Information provided start

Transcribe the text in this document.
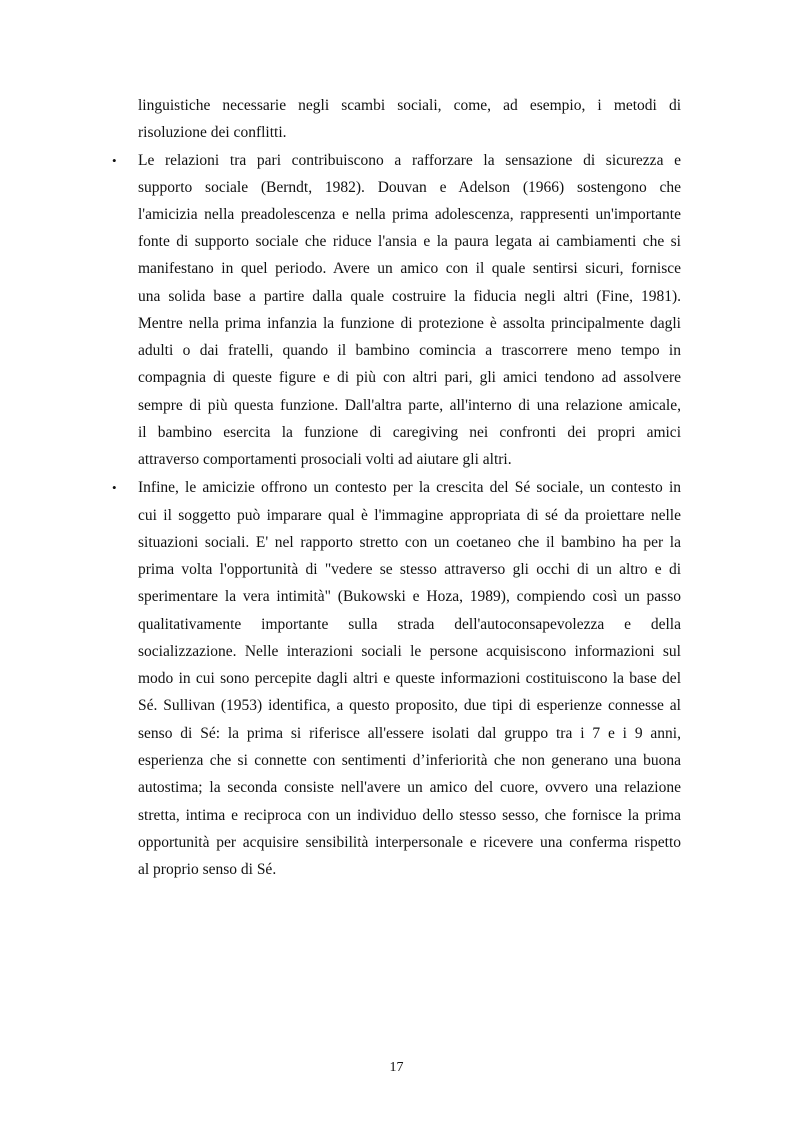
linguistiche necessarie negli scambi sociali, come, ad esempio, i metodi di
risoluzione dei conflitti.
• Le relazioni tra pari contribuiscono a rafforzare la sensazione di sicurezza e
supporto sociale (Berndt, 1982). Douvan e Adelson (1966) sostengono che
l'amicizia nella preadolescenza e nella prima adolescenza, rappresenti un'importante
fonte di supporto sociale che riduce l'ansia e la paura legata ai cambiamenti che si
manifestano in quel periodo. Avere un amico con il quale sentirsi sicuri, fornisce
una solida base a partire dalla quale costruire la fiducia negli altri (Fine, 1981).
Mentre nella prima infanzia la funzione di protezione è assolta principalmente dagli
adulti o dai fratelli, quando il bambino comincia a trascorrere meno tempo in
compagnia di queste figure e di più con altri pari, gli amici tendono ad assolvere
sempre di più questa funzione. Dall'altra parte, all'interno di una relazione amicale,
il bambino esercita la funzione di caregiving nei confronti dei propri amici
attraverso comportamenti prosociali volti ad aiutare gli altri.
• Infine, le amicizie offrono un contesto per la crescita del Sé sociale, un contesto in
cui il soggetto può imparare qual è l'immagine appropriata di sé da proiettare nelle
situazioni sociali. E' nel rapporto stretto con un coetaneo che il bambino ha per la
prima volta l'opportunità di "vedere se stesso attraverso gli occhi di un altro e di
sperimentare la vera intimità" (Bukowski e Hoza, 1989), compiendo così un passo
qualitativamente importante sulla strada dell'autoconsapevolezza e della
socializzazione. Nelle interazioni sociali le persone acquisiscono informazioni sul
modo in cui sono percepite dagli altri e queste informazioni costituiscono la base del
Sé. Sullivan (1953) identifica, a questo proposito, due tipi di esperienze connesse al
senso di Sé: la prima si riferisce all'essere isolati dal gruppo tra i 7 e i 9 anni,
esperienza che si connette con sentimenti d’inferiorità che non generano una buona
autostima; la seconda consiste nell'avere un amico del cuore, ovvero una relazione
stretta, intima e reciproca con un individuo dello stesso sesso, che fornisce la prima
opportunità per acquisire sensibilità interpersonale e ricevere una conferma rispetto
al proprio senso di Sé.
17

Information provided end

What is required: Leave images out of the retyped records; keep all else exact.

Exercise output:
Transcribe the text in this document.
linguistiche necessarie negli scambi sociali, come, ad esempio, i metodi di
risoluzione dei conflitti.
• Le relazioni tra pari contribuiscono a rafforzare la sensazione di sicurezza e
supporto sociale (Berndt, 1982). Douvan e Adelson (1966) sostengono che
l'amicizia nella preadolescenza e nella prima adolescenza, rappresenti un'importante
fonte di supporto sociale che riduce l'ansia e la paura legata ai cambiamenti che si
manifestano in quel periodo. Avere un amico con il quale sentirsi sicuri, fornisce
una solida base a partire dalla quale costruire la fiducia negli altri (Fine, 1981).
Mentre nella prima infanzia la funzione di protezione è assolta principalmente dagli
adulti o dai fratelli, quando il bambino comincia a trascorrere meno tempo in
compagnia di queste figure e di più con altri pari, gli amici tendono ad assolvere
sempre di più questa funzione. Dall'altra parte, all'interno di una relazione amicale,
il bambino esercita la funzione di caregiving nei confronti dei propri amici
attraverso comportamenti prosociali volti ad aiutare gli altri.
• Infine, le amicizie offrono un contesto per la crescita del Sé sociale, un contesto in
cui il soggetto può imparare qual è l'immagine appropriata di sé da proiettare nelle
situazioni sociali. E' nel rapporto stretto con un coetaneo che il bambino ha per la
prima volta l'opportunità di "vedere se stesso attraverso gli occhi di un altro e di
sperimentare la vera intimità" (Bukowski e Hoza, 1989), compiendo così un passo
qualitativamente importante sulla strada dell'autoconsapevolezza e della
socializzazione. Nelle interazioni sociali le persone acquisiscono informazioni sul
modo in cui sono percepite dagli altri e queste informazioni costituiscono la base del
Sé. Sullivan (1953) identifica, a questo proposito, due tipi di esperienze connesse al
senso di Sé: la prima si riferisce all'essere isolati dal gruppo tra i 7 e i 9 anni,
esperienza che si connette con sentimenti d’inferiorità che non generano una buona
autostima; la seconda consiste nell'avere un amico del cuore, ovvero una relazione
stretta, intima e reciproca con un individuo dello stesso sesso, che fornisce la prima
opportunità per acquisire sensibilità interpersonale e ricevere una conferma rispetto
al proprio senso di Sé.
17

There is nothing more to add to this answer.